Search the data for the word "SDTVAR" and copy every line that contains it.

# # # # # # #

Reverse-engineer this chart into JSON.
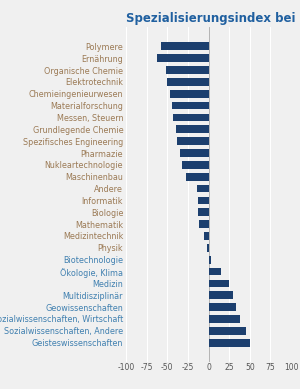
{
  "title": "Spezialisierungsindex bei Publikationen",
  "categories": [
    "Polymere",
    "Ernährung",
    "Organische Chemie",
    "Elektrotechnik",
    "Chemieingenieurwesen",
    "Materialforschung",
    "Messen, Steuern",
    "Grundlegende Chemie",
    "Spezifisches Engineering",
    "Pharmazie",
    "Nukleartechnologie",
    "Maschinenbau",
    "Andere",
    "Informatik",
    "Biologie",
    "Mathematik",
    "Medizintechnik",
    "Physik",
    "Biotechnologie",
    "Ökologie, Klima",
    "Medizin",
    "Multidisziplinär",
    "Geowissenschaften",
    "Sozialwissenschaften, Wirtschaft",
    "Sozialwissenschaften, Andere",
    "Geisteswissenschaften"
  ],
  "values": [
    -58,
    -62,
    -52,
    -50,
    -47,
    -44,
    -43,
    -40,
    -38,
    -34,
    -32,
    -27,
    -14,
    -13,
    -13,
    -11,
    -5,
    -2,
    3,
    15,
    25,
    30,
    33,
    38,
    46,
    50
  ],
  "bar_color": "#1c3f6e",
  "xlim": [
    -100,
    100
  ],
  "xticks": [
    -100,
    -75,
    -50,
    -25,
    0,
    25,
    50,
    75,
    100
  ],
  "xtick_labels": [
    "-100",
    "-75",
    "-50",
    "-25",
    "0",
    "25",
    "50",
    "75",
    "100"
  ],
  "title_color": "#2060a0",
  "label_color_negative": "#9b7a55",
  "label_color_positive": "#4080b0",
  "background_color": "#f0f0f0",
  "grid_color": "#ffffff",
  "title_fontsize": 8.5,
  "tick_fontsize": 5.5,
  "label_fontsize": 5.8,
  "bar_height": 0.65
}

# # # # # # #

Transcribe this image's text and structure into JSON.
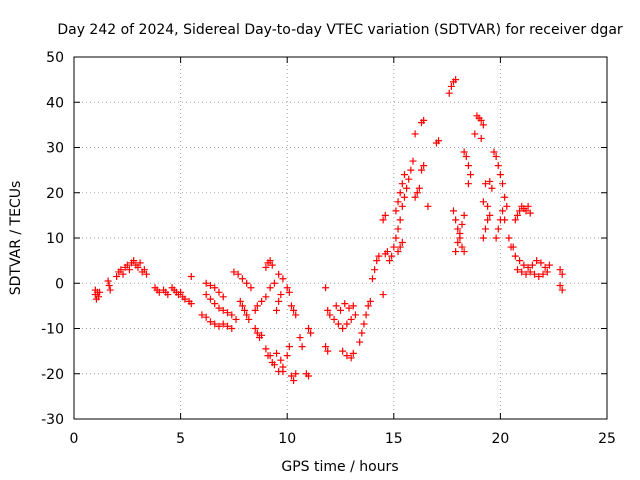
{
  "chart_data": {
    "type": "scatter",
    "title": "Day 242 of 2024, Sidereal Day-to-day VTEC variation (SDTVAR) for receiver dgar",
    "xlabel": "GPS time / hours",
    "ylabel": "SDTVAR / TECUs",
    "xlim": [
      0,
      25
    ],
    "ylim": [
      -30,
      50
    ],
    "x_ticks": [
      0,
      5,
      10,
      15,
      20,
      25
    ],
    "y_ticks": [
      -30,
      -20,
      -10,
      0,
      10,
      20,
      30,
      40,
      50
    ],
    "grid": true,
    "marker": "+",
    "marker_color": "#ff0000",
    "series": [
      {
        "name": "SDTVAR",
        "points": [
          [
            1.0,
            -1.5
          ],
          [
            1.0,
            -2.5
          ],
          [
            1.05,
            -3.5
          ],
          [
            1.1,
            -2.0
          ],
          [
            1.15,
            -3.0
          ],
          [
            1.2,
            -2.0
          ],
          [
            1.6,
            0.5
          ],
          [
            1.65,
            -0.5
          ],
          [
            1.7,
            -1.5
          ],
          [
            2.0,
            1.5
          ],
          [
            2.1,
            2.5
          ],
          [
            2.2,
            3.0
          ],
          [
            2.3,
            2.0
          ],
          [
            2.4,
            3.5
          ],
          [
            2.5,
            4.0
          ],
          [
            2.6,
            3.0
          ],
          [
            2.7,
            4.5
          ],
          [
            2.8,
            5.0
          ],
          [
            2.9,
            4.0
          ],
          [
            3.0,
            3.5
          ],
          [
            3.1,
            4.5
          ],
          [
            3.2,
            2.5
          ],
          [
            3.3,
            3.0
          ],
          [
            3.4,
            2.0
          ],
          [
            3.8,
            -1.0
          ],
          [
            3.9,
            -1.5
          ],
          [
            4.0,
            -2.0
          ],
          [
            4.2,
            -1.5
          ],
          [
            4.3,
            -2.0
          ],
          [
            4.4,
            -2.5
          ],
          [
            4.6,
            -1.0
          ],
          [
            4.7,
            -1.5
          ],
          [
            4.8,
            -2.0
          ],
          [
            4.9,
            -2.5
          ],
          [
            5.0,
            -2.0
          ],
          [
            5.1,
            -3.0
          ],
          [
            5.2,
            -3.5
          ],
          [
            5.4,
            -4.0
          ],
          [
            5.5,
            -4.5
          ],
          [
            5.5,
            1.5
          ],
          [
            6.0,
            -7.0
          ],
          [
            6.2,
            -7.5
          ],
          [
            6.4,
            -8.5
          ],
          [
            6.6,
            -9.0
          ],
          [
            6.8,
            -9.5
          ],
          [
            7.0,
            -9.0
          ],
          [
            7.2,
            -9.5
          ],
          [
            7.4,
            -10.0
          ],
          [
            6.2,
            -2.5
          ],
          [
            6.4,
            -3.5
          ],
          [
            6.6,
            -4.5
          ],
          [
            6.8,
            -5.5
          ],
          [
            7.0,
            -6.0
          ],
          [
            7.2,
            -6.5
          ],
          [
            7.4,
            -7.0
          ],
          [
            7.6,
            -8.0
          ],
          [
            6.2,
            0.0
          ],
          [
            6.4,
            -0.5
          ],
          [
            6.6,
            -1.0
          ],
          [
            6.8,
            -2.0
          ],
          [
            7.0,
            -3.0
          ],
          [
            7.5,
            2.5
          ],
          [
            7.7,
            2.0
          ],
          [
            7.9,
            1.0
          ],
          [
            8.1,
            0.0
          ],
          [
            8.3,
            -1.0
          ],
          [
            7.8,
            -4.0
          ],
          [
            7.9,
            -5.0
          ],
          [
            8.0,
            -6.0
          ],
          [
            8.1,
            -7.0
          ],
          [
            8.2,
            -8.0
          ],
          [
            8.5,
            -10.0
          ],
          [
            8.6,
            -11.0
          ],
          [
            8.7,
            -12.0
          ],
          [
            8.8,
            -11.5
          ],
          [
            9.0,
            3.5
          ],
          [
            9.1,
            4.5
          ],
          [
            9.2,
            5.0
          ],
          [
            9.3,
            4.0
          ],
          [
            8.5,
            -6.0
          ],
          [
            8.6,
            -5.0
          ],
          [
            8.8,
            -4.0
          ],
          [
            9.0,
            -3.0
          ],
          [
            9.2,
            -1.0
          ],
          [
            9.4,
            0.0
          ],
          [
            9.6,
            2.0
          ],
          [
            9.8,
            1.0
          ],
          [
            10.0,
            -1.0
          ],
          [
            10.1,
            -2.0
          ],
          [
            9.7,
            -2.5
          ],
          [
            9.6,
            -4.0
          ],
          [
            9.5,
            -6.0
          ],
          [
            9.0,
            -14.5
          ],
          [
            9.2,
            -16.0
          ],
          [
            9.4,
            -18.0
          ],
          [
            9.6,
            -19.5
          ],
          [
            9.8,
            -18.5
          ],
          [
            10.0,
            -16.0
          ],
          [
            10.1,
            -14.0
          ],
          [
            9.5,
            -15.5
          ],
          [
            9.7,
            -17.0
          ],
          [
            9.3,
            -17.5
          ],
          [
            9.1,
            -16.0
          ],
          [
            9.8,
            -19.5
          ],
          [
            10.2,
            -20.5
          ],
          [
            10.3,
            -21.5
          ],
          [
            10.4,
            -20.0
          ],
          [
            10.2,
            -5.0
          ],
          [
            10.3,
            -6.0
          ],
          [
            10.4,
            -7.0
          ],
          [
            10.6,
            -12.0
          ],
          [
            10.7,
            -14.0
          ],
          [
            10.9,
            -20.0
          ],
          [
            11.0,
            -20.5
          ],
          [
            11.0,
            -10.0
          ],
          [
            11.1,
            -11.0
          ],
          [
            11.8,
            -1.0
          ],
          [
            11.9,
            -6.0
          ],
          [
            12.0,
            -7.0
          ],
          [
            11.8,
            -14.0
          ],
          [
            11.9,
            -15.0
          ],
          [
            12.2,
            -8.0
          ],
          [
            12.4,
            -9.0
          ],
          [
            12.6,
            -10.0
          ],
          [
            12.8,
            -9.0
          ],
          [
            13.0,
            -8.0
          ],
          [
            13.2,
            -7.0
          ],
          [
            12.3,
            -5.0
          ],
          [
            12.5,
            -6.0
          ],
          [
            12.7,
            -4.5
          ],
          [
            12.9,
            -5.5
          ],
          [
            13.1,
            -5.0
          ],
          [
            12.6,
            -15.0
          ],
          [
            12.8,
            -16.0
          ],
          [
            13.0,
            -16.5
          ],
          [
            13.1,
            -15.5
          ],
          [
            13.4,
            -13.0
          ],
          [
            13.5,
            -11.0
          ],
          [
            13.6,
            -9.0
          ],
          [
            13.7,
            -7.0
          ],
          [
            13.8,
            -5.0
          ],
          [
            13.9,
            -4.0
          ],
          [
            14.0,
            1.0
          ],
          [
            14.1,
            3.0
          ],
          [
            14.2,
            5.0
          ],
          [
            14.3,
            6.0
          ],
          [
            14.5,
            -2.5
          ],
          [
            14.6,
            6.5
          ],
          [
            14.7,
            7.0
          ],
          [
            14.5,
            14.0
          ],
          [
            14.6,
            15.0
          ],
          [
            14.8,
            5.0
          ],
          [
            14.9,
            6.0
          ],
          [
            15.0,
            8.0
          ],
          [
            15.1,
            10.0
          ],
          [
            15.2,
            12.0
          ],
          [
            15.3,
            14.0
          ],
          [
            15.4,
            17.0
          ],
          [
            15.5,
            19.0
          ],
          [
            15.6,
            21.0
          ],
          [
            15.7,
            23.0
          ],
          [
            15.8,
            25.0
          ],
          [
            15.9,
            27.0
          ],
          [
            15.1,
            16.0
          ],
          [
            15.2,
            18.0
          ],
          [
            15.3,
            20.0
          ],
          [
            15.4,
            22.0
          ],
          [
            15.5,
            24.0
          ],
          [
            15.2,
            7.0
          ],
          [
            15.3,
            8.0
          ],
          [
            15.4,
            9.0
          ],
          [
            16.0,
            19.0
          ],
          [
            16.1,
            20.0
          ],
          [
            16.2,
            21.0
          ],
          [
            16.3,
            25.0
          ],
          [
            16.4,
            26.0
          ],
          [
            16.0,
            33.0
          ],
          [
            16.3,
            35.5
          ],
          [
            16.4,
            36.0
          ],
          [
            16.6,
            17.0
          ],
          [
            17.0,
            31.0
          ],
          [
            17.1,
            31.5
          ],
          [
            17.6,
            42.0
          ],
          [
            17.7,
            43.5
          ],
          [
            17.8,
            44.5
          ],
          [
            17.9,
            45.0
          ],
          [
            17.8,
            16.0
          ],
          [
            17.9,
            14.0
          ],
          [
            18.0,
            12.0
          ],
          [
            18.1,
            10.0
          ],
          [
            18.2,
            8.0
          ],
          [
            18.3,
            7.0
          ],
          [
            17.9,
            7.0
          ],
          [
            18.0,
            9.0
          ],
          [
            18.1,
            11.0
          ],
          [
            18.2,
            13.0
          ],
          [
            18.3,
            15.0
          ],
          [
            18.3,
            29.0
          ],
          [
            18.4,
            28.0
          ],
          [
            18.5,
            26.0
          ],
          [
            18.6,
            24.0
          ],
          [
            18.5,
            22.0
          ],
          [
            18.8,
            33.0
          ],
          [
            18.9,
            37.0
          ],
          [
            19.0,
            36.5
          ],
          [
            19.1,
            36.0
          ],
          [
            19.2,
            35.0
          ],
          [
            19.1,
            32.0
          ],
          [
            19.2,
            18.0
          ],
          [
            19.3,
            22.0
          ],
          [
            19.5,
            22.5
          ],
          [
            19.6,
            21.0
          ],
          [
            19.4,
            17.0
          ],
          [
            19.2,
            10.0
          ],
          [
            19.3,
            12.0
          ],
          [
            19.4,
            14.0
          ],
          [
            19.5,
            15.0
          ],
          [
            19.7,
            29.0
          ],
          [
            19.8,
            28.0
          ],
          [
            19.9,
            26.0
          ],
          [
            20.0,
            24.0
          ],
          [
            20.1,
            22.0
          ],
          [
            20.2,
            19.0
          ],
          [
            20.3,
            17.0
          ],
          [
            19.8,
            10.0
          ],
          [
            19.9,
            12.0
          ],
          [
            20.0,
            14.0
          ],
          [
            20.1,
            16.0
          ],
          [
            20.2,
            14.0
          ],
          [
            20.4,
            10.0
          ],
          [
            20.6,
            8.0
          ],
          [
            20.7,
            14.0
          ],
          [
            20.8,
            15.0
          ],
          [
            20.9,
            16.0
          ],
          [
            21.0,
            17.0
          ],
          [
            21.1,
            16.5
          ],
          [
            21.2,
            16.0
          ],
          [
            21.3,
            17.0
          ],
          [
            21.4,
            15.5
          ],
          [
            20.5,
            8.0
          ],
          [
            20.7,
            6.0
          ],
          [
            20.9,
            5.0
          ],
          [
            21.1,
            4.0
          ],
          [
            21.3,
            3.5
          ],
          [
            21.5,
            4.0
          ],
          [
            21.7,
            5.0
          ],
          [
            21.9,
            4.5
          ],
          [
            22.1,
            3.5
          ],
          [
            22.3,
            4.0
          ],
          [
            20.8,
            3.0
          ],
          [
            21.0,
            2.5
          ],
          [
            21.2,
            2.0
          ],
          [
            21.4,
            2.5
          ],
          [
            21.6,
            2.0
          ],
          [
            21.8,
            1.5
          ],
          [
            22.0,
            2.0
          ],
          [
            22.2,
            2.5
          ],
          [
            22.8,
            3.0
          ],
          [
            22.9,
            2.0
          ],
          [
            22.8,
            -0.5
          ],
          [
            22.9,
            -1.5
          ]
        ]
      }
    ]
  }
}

# # # # # # #

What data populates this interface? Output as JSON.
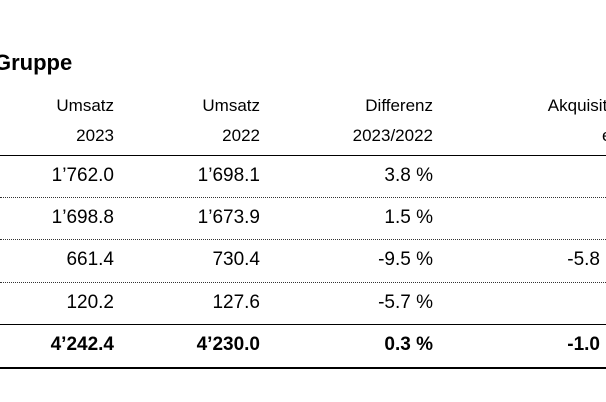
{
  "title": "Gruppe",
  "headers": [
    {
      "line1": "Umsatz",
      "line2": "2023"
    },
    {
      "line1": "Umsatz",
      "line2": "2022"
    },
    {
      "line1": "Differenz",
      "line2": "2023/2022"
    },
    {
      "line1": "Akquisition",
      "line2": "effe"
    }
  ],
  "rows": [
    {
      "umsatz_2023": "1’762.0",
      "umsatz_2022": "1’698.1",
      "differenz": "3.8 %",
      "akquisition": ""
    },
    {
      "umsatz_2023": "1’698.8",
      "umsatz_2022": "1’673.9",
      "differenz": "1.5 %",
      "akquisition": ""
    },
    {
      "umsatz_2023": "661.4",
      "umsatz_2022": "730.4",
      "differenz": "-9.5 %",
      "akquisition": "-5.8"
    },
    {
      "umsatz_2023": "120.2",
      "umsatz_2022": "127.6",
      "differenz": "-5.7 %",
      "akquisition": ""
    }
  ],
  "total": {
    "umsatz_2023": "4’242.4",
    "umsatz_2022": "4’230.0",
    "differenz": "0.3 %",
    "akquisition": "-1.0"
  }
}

# # # # # # #

■ SOLUTION FOR THIS TASK
    "title": "Day 242 of 2024, Sidereal Day-to-day VTEC variation (SDTVAR) for receiver dgar",
    "ylabel": "SDTVAR / TECUs",
        "name": "SDTVAR",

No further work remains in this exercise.